(Stored items from a collection)

◇ ◇ ◇ ◇ ◇ ◇ ◇

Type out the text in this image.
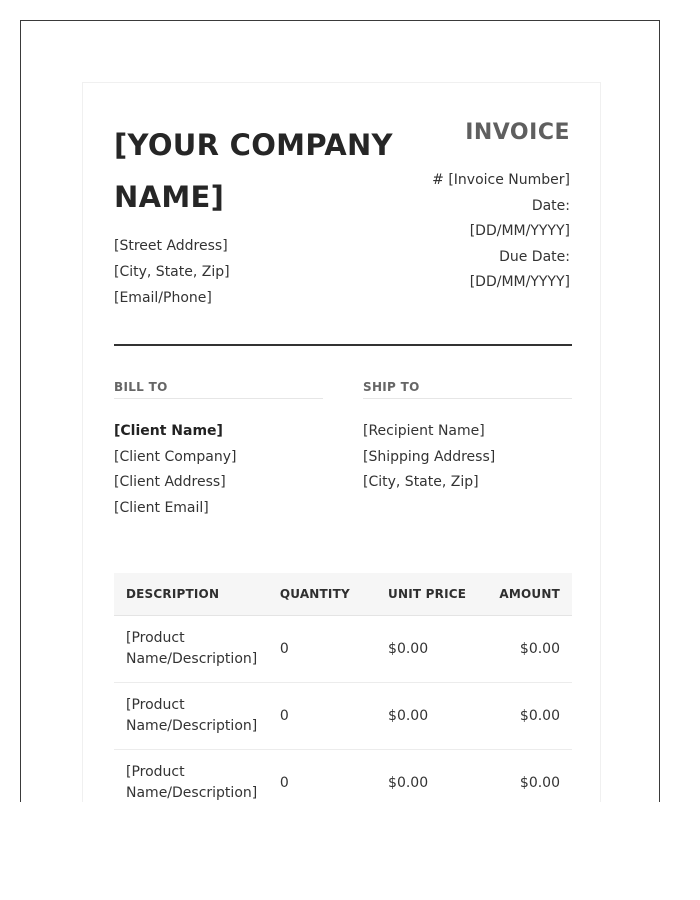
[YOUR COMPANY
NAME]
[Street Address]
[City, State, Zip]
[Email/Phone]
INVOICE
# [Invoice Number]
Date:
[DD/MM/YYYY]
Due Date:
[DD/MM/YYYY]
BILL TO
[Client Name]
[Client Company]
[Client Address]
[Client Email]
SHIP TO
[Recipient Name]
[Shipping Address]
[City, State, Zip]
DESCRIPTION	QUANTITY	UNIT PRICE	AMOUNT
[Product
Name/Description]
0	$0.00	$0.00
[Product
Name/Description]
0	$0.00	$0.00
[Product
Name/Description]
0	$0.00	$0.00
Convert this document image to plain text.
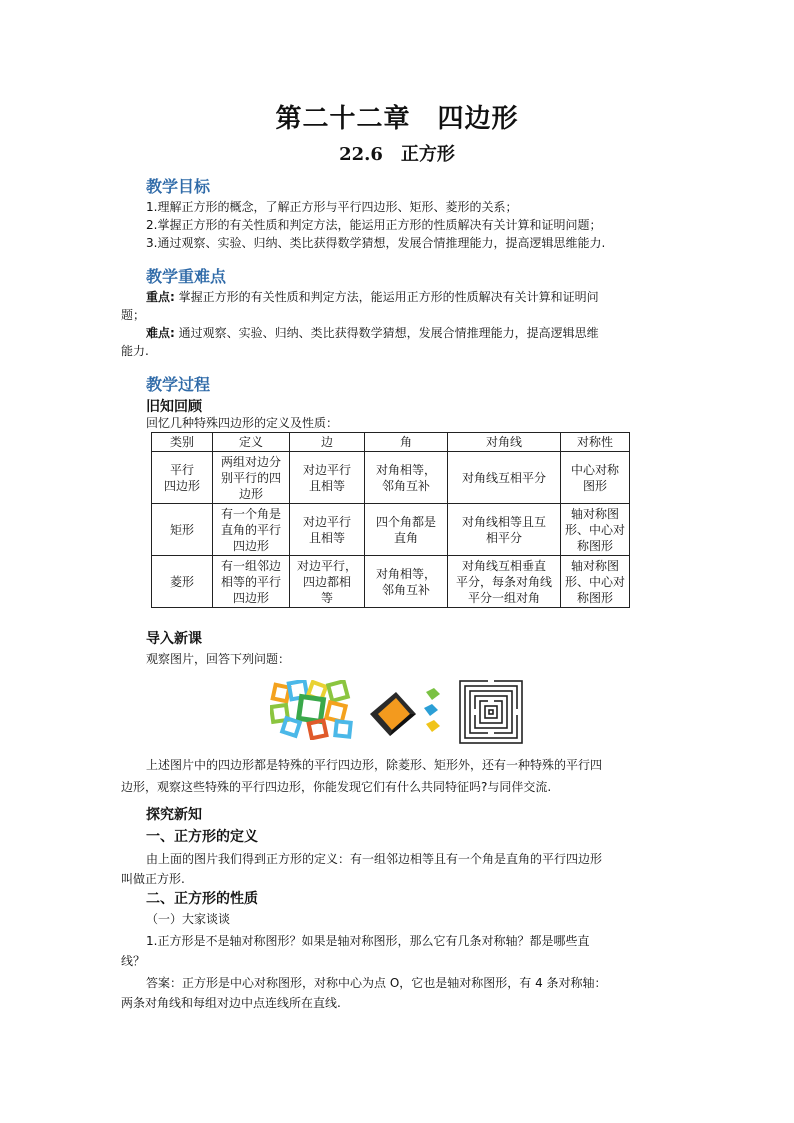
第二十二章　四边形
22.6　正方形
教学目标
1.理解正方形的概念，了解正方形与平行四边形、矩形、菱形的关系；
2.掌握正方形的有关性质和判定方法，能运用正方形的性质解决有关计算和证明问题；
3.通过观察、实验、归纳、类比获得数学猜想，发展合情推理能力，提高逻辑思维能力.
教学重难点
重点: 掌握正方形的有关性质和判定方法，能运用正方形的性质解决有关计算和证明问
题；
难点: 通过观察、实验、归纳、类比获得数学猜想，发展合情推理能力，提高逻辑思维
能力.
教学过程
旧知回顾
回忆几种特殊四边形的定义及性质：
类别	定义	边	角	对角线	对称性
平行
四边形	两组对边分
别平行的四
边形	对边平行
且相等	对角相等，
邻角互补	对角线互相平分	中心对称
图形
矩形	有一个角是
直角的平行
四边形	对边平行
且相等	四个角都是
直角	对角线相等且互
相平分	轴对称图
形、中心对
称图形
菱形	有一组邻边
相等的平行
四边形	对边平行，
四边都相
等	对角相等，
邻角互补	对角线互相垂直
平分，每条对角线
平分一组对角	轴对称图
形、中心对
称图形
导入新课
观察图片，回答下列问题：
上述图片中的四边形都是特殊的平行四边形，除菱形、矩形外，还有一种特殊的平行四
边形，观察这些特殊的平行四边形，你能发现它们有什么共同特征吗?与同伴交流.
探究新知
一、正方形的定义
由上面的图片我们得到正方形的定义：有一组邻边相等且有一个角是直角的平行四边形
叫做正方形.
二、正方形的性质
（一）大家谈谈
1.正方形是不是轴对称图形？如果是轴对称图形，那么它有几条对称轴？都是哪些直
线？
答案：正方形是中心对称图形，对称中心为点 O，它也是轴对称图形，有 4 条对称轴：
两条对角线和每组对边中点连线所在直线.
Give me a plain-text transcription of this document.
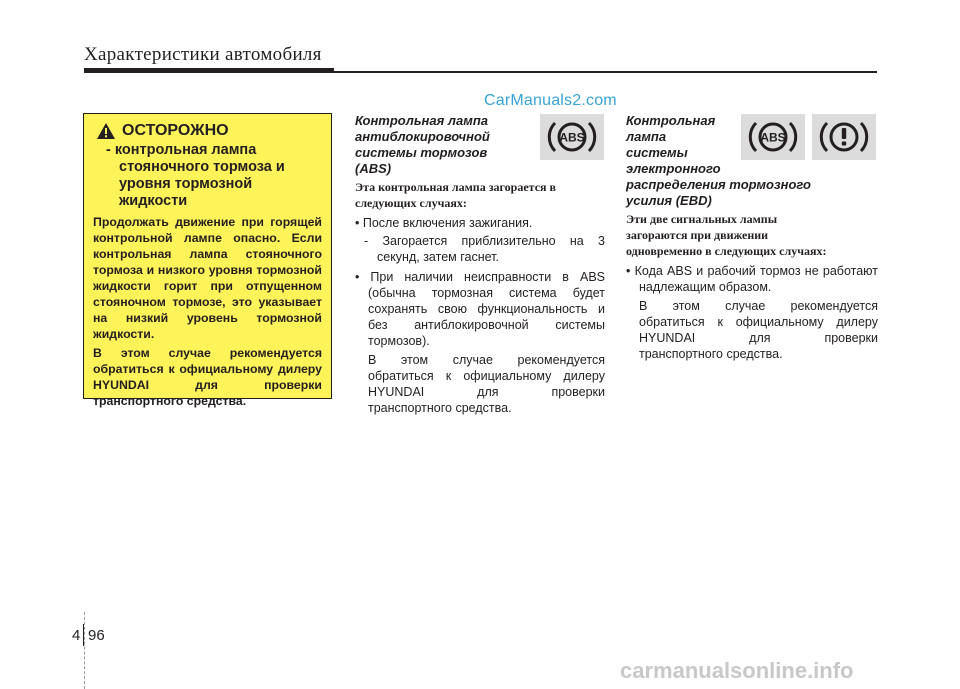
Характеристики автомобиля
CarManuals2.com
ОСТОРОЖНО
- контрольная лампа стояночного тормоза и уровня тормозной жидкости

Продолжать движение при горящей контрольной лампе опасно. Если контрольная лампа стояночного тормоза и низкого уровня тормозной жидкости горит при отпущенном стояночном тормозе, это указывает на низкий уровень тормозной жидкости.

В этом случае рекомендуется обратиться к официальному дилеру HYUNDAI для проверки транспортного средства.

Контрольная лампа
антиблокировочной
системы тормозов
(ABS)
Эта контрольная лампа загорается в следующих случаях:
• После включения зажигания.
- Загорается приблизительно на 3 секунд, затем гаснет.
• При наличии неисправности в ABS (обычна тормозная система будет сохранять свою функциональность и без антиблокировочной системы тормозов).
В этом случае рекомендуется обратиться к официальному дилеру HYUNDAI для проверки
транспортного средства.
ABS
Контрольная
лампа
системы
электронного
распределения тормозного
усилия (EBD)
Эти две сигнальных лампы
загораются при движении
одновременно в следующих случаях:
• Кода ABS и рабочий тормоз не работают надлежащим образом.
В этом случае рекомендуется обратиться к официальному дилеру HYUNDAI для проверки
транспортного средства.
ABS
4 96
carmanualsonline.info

◇ ◇ ◇ ◇ ◇ ◇ ◇

* _Directive_:
Produce an exact copy of each line of data, skipping embedded images.

* _Finished task_:
Type out the text in this image.
[YOUR COMPANY
NAME]
[Street Address]
[City, State, Zip]
[Email/Phone]
INVOICE
# [Invoice Number]
Date:
[DD/MM/YYYY]
Due Date:
[DD/MM/YYYY]
BILL TO
[Client Name]
[Client Company]
[Client Address]
[Client Email]
SHIP TO
[Recipient Name]
[Shipping Address]
[City, State, Zip]
DESCRIPTION	QUANTITY	UNIT PRICE	AMOUNT
[Product
Name/Description]
0	$0.00	$0.00
[Product
Name/Description]
0	$0.00	$0.00
[Product
Name/Description]
0	$0.00	$0.00
Convert this document image to plain text.
第二十二章　四边形
22.6　正方形
教学目标
1.理解正方形的概念，了解正方形与平行四边形、矩形、菱形的关系；
2.掌握正方形的有关性质和判定方法，能运用正方形的性质解决有关计算和证明问题；
3.通过观察、实验、归纳、类比获得数学猜想，发展合情推理能力，提高逻辑思维能力.
教学重难点
重点: 掌握正方形的有关性质和判定方法，能运用正方形的性质解决有关计算和证明问
题；
难点: 通过观察、实验、归纳、类比获得数学猜想，发展合情推理能力，提高逻辑思维
能力.
教学过程
旧知回顾
回忆几种特殊四边形的定义及性质：
类别	定义	边	角	对角线	对称性
平行
四边形	两组对边分
别平行的四
边形	对边平行
且相等	对角相等，
邻角互补	对角线互相平分	中心对称
图形
矩形	有一个角是
直角的平行
四边形	对边平行
且相等	四个角都是
直角	对角线相等且互
相平分	轴对称图
形、中心对
称图形
菱形	有一组邻边
相等的平行
四边形	对边平行，
四边都相
等	对角相等，
邻角互补	对角线互相垂直
平分，每条对角线
平分一组对角	轴对称图
形、中心对
称图形
导入新课
观察图片，回答下列问题：
上述图片中的四边形都是特殊的平行四边形，除菱形、矩形外，还有一种特殊的平行四
边形，观察这些特殊的平行四边形，你能发现它们有什么共同特征吗?与同伴交流.
探究新知
一、正方形的定义
由上面的图片我们得到正方形的定义：有一组邻边相等且有一个角是直角的平行四边形
叫做正方形.
二、正方形的性质
（一）大家谈谈
1.正方形是不是轴对称图形？如果是轴对称图形，那么它有几条对称轴？都是哪些直
线？
答案：正方形是中心对称图形，对称中心为点 O，它也是轴对称图形，有 4 条对称轴：
两条对角线和每组对边中点连线所在直线.
Give me a plain-text transcription of this document.
Характеристики автомобиля
CarManuals2.com
ОСТОРОЖНО
- контрольная лампа стояночного тормоза и уровня тормозной жидкости

Продолжать движение при горящей контрольной лампе опасно. Если контрольная лампа стояночного тормоза и низкого уровня тормозной жидкости горит при отпущенном стояночном тормозе, это указывает на низкий уровень тормозной жидкости.

В этом случае рекомендуется обратиться к официальному дилеру HYUNDAI для проверки транспортного средства.

Контрольная лампа
антиблокировочной
системы тормозов
(ABS)
Эта контрольная лампа загорается в следующих случаях:
• После включения зажигания.
- Загорается приблизительно на 3 секунд, затем гаснет.
• При наличии неисправности в ABS (обычна тормозная система будет сохранять свою функциональность и без антиблокировочной системы тормозов).
В этом случае рекомендуется обратиться к официальному дилеру HYUNDAI для проверки
транспортного средства.
ABS
Контрольная
лампа
системы
электронного
распределения тормозного
усилия (EBD)
Эти две сигнальных лампы
загораются при движении
одновременно в следующих случаях:
• Кода ABS и рабочий тормоз не работают надлежащим образом.
В этом случае рекомендуется обратиться к официальному дилеру HYUNDAI для проверки
транспортного средства.
ABS
4 96
carmanualsonline.info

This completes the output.